Below are some records; work out how many of their lines contain "muito" and give the number only.

=-=-=-=-=

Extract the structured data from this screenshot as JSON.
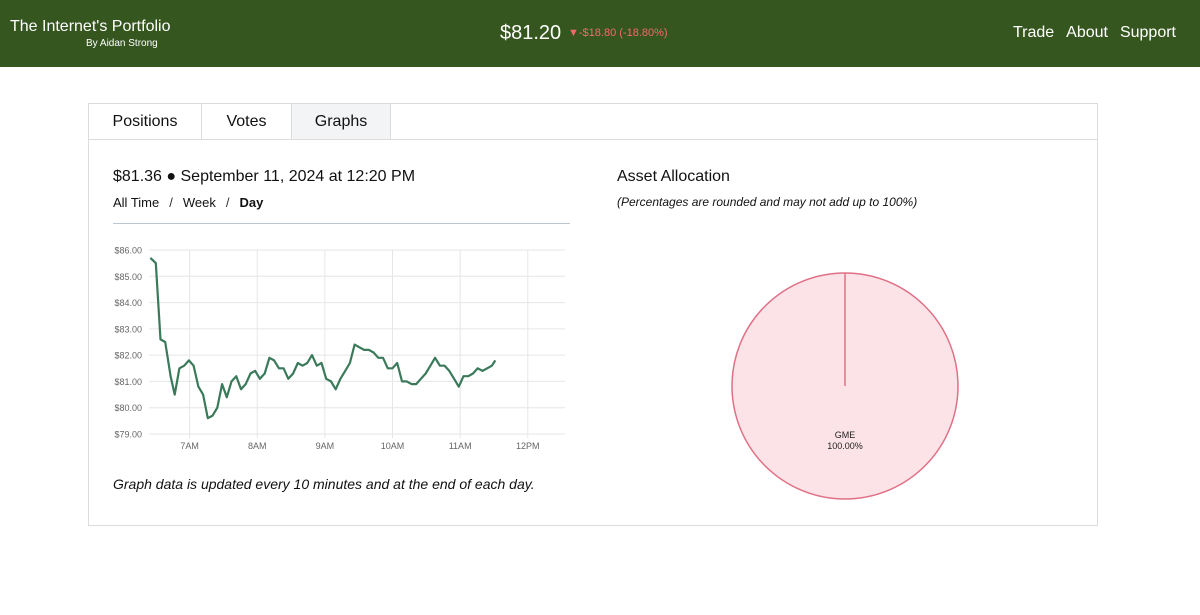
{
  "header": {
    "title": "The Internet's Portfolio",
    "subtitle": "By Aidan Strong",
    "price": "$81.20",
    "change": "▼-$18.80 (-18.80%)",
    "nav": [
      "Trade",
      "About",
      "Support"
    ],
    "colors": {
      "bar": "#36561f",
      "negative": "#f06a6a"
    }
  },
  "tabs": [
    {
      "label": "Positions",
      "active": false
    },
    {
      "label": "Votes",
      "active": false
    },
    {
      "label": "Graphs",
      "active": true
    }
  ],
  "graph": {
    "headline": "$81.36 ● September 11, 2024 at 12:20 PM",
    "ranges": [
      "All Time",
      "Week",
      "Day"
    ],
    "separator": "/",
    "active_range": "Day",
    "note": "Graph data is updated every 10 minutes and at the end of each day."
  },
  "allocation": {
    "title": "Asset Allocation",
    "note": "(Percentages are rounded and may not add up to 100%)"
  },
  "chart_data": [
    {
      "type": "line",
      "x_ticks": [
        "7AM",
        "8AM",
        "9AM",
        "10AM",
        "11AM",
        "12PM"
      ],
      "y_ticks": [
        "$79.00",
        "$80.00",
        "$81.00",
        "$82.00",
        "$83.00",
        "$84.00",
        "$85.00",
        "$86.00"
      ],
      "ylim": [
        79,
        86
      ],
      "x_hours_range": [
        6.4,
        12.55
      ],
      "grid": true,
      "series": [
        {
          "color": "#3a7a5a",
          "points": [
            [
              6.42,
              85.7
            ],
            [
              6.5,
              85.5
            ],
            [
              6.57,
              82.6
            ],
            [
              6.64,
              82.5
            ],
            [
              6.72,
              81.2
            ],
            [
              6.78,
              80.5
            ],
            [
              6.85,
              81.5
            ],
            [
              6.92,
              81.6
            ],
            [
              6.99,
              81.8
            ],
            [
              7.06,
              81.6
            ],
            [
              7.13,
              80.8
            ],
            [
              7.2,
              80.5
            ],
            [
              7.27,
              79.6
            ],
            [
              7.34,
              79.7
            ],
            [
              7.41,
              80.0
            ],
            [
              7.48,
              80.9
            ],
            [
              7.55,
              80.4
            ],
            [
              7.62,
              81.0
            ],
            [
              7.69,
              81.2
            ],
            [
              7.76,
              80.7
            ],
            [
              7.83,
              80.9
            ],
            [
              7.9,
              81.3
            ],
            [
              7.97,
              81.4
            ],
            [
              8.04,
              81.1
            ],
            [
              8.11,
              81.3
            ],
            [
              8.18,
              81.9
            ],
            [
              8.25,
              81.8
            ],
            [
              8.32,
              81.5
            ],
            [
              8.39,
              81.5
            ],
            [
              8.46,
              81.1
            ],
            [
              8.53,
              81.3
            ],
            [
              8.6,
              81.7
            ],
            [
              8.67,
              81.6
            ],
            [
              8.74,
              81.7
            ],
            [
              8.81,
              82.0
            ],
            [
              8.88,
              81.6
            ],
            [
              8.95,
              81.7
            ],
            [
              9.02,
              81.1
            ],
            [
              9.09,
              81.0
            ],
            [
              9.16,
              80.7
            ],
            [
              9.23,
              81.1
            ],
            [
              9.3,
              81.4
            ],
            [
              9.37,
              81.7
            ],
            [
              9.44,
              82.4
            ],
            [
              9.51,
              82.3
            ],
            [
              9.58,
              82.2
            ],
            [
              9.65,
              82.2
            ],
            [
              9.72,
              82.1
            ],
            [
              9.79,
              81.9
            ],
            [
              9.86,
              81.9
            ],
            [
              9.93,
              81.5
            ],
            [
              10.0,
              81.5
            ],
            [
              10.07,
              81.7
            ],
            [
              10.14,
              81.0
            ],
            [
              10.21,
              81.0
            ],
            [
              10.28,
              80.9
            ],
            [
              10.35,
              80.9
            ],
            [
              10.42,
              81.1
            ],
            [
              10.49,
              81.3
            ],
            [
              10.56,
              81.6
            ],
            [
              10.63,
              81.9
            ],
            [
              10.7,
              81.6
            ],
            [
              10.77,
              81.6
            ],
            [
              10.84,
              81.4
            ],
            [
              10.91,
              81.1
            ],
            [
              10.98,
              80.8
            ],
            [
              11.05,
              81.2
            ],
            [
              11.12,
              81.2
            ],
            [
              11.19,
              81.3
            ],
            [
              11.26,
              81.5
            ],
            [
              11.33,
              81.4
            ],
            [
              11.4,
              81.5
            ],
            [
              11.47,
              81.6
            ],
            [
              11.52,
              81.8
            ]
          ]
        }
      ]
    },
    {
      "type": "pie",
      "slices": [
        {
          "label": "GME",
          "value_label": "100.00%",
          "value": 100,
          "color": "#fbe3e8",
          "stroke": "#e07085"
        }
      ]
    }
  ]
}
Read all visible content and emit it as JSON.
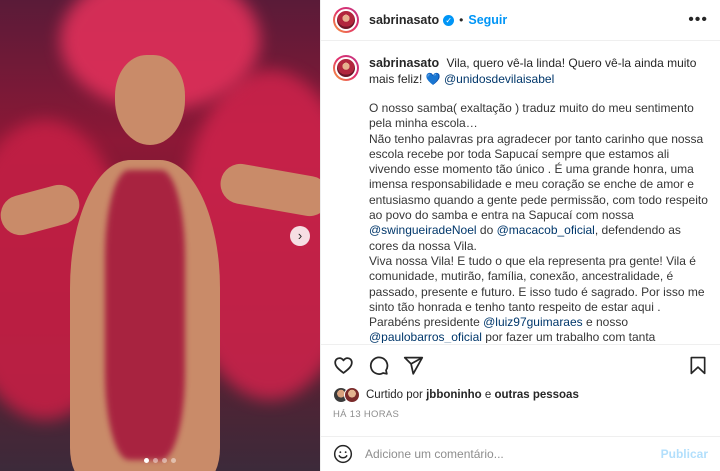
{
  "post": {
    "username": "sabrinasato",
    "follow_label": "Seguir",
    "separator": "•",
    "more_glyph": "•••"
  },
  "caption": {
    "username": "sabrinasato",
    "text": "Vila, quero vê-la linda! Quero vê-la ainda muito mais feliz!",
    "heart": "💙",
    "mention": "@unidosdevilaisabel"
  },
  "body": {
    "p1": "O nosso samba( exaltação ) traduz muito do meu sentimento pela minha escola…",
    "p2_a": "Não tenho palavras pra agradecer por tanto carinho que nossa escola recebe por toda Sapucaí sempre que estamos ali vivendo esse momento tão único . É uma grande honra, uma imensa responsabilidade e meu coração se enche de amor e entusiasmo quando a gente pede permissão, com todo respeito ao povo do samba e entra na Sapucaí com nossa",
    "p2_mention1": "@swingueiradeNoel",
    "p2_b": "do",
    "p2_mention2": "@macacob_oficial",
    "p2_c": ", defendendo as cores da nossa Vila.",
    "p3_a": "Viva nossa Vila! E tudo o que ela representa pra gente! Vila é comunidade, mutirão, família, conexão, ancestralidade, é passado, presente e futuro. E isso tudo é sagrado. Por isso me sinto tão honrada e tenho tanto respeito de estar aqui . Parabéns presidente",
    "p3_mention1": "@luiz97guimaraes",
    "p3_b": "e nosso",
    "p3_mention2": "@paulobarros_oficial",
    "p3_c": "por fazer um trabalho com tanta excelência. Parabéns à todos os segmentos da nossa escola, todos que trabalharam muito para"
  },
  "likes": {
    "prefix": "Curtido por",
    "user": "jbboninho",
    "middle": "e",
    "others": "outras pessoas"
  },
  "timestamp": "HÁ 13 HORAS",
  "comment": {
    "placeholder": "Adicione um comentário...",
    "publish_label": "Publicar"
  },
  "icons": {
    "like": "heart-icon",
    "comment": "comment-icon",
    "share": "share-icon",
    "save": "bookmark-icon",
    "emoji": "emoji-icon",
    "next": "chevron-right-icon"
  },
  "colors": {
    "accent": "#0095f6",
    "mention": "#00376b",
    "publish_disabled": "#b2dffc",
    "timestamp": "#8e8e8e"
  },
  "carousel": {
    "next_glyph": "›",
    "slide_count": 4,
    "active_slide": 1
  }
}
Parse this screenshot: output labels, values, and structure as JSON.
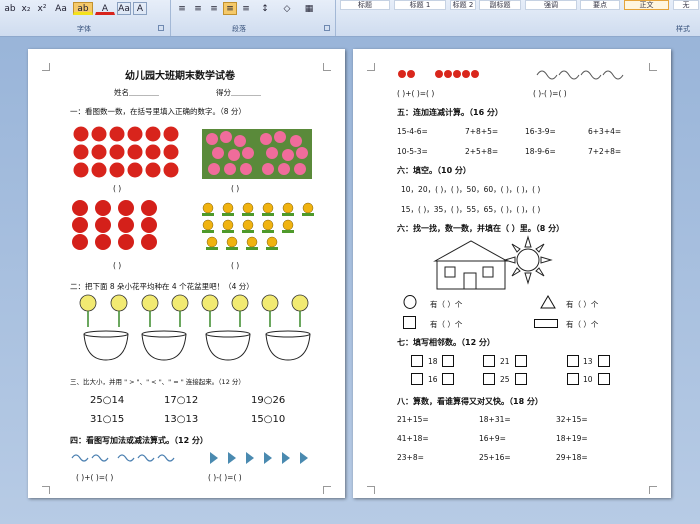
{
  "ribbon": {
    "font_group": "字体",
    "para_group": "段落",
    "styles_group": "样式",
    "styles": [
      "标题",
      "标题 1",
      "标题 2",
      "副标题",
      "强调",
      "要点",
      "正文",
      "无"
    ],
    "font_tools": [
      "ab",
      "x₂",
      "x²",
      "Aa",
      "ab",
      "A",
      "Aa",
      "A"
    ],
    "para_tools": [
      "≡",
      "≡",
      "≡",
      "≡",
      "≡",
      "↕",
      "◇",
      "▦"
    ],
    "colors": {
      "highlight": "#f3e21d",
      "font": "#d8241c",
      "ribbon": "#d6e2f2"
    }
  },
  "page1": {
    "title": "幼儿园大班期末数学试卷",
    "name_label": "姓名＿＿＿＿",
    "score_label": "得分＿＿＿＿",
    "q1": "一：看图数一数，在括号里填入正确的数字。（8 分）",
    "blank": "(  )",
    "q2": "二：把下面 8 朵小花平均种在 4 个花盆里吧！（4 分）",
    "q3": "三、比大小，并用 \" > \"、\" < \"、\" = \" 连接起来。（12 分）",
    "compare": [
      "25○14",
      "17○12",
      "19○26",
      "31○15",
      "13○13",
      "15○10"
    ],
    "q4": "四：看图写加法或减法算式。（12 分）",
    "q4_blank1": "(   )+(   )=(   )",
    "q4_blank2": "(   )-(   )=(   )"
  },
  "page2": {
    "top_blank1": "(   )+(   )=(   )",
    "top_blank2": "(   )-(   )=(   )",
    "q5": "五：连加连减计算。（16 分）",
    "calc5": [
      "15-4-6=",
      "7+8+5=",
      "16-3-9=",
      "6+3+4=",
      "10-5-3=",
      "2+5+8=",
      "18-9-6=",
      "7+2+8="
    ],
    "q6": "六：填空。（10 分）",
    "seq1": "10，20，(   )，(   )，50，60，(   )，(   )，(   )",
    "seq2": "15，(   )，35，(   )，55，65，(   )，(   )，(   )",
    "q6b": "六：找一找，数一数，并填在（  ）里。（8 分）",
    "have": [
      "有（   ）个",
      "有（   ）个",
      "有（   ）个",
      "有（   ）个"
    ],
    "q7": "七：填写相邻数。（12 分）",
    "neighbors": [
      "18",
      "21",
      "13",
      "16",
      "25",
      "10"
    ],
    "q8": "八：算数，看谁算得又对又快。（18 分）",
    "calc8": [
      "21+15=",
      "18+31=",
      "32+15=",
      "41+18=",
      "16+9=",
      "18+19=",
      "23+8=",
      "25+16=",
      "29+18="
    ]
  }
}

=-=-=-=-=

## TASK OUTPUT
3